SOURCE RECORDS
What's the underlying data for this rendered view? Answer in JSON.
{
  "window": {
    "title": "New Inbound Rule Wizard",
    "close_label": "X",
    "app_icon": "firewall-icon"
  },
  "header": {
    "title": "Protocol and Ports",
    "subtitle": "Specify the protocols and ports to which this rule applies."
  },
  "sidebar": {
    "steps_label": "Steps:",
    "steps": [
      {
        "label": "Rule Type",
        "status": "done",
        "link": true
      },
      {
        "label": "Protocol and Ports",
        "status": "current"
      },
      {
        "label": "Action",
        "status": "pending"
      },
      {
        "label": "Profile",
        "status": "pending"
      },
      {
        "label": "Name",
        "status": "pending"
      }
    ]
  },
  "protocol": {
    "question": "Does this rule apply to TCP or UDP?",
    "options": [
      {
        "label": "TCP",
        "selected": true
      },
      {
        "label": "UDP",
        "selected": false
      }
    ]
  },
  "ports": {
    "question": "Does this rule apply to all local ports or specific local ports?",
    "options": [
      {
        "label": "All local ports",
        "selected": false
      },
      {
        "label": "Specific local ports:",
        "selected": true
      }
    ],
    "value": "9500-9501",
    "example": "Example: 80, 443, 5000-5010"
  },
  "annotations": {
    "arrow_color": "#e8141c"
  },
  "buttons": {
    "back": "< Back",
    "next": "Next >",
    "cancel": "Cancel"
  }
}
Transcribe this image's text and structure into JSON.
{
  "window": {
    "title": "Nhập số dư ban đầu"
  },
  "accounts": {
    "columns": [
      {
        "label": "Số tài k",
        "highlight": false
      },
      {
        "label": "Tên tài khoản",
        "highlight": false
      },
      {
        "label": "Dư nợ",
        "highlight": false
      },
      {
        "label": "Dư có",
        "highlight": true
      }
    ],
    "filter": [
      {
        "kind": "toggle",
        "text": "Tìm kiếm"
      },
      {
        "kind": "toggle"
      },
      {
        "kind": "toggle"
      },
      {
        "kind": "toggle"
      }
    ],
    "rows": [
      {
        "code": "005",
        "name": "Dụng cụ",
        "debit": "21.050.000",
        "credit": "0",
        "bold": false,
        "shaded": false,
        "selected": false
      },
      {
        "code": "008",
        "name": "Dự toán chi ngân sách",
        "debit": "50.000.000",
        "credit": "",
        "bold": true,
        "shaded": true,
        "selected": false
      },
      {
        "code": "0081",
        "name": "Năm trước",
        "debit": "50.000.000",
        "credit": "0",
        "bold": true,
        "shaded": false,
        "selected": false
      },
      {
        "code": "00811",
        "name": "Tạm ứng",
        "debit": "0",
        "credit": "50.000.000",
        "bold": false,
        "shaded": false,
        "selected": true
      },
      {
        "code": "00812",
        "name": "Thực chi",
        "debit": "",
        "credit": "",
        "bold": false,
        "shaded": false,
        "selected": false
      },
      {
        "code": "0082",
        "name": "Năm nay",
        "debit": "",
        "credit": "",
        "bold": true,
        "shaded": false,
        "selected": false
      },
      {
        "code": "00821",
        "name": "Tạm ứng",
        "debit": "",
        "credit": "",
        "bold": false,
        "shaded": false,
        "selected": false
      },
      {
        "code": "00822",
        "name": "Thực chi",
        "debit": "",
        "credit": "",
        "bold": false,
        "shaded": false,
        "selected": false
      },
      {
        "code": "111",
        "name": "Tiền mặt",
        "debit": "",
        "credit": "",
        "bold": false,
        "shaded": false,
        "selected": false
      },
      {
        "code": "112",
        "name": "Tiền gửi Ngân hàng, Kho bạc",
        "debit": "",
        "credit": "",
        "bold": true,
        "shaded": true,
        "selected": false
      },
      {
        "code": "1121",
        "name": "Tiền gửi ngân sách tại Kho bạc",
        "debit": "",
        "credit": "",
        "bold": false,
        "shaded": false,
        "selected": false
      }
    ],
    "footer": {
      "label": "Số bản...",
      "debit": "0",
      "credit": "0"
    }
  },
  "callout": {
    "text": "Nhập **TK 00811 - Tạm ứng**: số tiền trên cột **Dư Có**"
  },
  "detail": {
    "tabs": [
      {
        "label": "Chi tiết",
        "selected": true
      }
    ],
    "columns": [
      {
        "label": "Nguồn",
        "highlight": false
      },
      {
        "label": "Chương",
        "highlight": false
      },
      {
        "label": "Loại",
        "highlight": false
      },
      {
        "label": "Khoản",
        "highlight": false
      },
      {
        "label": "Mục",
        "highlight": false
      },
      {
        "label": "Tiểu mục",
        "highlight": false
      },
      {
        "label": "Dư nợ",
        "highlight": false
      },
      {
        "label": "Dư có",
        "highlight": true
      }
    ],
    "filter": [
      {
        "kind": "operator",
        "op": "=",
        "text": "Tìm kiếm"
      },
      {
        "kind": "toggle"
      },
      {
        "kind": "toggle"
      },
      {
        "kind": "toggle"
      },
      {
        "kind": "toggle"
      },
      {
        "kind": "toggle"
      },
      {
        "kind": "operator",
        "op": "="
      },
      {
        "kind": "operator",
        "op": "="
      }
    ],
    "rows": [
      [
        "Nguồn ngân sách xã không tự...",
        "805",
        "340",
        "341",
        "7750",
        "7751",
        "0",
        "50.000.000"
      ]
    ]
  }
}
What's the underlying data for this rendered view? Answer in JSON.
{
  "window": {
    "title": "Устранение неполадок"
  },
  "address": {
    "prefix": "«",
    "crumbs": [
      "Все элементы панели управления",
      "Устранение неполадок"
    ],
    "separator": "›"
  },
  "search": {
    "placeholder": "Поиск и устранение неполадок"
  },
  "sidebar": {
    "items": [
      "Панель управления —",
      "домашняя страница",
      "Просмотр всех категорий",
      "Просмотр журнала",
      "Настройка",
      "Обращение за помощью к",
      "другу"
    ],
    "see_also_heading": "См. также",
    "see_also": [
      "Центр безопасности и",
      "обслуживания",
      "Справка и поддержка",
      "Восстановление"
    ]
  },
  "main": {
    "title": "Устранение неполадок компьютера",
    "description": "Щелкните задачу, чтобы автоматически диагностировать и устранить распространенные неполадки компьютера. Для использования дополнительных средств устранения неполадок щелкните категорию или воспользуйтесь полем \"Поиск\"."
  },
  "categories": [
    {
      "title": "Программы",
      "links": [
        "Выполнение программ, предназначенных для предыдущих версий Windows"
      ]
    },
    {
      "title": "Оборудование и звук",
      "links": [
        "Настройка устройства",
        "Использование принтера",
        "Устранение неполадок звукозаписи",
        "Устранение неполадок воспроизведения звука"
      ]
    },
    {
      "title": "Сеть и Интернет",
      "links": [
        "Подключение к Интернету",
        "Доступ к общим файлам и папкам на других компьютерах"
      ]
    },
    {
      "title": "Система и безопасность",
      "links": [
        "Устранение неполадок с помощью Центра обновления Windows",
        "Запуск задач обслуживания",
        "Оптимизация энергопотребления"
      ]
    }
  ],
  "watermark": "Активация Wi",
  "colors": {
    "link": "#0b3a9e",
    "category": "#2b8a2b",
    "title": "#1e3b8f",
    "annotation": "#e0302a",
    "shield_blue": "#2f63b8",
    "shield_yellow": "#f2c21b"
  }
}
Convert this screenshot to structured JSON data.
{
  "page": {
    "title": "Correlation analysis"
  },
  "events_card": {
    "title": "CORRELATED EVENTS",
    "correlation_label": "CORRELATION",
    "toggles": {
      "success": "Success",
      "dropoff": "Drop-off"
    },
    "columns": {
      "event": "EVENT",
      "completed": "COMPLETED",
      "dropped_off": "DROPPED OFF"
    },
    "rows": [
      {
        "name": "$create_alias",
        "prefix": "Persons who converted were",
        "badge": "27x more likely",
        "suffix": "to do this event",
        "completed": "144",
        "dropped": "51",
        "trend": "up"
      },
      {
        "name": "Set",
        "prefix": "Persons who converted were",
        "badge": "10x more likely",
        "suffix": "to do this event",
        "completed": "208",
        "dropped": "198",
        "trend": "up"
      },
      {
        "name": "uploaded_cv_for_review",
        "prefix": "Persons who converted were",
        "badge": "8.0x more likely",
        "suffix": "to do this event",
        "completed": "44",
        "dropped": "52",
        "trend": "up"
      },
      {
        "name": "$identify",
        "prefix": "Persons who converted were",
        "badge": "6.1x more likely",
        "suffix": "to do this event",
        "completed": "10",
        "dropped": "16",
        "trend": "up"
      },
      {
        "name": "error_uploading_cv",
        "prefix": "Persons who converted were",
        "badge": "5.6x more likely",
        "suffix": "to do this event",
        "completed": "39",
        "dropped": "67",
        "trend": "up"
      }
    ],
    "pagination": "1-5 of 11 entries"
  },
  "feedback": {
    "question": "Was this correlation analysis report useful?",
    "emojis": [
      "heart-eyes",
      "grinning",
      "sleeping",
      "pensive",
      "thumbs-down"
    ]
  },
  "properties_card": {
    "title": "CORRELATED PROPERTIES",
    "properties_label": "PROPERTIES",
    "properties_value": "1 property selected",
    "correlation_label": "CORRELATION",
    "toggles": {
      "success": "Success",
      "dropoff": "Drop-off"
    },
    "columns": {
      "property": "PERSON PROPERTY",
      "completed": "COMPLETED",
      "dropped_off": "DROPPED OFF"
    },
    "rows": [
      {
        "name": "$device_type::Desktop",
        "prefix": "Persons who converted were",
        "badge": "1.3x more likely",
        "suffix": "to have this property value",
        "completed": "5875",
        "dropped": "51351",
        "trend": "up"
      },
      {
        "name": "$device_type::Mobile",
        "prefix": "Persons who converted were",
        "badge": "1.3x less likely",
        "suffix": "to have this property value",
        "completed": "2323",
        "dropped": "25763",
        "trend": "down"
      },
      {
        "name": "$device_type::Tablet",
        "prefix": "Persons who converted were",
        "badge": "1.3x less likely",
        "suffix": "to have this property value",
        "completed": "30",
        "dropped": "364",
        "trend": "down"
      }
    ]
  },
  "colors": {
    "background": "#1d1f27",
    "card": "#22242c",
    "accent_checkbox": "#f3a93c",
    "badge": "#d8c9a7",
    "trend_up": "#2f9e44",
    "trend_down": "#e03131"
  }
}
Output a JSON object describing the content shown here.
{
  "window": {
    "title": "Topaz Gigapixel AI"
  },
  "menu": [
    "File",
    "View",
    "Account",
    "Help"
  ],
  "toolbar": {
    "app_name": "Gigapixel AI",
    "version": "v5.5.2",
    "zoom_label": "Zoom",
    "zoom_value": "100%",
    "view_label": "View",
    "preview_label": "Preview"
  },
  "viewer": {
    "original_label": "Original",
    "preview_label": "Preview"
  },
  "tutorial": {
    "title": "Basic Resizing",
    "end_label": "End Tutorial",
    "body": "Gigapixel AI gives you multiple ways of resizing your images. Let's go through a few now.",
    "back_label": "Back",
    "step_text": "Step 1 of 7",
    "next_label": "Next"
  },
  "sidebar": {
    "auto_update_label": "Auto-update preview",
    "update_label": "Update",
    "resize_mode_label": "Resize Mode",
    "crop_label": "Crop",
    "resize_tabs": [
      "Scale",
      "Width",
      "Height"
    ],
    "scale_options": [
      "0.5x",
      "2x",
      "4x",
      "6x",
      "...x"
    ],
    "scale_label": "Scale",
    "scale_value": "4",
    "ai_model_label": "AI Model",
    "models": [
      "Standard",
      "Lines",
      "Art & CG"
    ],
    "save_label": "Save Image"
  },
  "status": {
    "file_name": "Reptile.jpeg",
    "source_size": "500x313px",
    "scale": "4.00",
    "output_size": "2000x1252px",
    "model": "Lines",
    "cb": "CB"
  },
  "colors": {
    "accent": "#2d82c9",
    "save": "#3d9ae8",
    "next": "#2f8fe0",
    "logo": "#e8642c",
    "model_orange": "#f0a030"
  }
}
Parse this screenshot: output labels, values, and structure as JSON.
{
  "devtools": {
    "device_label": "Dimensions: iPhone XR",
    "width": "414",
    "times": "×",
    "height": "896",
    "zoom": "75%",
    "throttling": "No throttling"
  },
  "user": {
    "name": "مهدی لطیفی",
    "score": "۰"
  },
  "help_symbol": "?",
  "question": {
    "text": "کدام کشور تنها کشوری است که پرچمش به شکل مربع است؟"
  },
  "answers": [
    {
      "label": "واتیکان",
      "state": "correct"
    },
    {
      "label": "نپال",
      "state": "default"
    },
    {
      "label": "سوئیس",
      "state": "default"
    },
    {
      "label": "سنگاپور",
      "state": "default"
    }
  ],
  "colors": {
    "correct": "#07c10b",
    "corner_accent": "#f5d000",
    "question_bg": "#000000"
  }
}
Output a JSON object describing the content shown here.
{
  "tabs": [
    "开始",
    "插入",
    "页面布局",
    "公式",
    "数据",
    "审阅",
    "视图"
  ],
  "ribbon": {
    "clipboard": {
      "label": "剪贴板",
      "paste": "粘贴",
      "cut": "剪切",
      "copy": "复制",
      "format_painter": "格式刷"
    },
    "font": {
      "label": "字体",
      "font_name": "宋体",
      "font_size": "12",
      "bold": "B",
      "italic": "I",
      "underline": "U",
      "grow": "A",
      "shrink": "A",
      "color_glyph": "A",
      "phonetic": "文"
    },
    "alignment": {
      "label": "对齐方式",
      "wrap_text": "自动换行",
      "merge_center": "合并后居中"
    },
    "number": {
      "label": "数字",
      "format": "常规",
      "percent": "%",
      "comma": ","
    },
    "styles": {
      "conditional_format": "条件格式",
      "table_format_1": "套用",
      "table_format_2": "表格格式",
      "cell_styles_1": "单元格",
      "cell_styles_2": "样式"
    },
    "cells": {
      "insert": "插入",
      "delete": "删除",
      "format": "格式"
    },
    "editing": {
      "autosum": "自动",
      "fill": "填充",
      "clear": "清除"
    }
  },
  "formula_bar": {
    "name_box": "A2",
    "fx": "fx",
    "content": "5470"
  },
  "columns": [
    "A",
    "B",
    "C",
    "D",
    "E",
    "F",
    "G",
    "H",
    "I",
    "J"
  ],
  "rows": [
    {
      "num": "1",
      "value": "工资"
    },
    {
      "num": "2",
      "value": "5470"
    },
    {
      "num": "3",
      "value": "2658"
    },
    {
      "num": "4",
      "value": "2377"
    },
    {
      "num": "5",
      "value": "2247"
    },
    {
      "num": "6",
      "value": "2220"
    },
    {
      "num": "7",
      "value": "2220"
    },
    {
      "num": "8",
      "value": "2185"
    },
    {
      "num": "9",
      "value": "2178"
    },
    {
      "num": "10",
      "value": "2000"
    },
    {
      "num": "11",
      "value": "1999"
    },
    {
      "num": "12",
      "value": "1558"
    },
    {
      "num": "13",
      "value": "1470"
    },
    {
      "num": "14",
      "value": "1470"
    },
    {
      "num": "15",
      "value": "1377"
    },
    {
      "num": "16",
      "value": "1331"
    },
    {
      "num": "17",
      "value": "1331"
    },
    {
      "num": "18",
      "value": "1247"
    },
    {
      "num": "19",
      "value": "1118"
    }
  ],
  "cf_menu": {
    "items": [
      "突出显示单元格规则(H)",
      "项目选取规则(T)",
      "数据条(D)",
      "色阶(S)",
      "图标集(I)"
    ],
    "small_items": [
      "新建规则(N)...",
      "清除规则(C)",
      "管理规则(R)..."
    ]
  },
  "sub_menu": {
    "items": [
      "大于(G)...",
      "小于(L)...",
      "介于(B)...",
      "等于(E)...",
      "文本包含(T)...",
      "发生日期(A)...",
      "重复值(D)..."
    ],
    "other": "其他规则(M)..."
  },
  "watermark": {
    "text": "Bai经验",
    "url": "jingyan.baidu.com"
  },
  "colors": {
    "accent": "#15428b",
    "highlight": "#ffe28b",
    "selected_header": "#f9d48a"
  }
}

EXERCISE REQUIREMENTS
Copy each line from the data above that includes "local".

SOLUTION FOR THIS PROBLEM
    "question": "Does this rule apply to all local ports or specific local ports?",
        "label": "All local ports",
        "label": "Specific local ports:",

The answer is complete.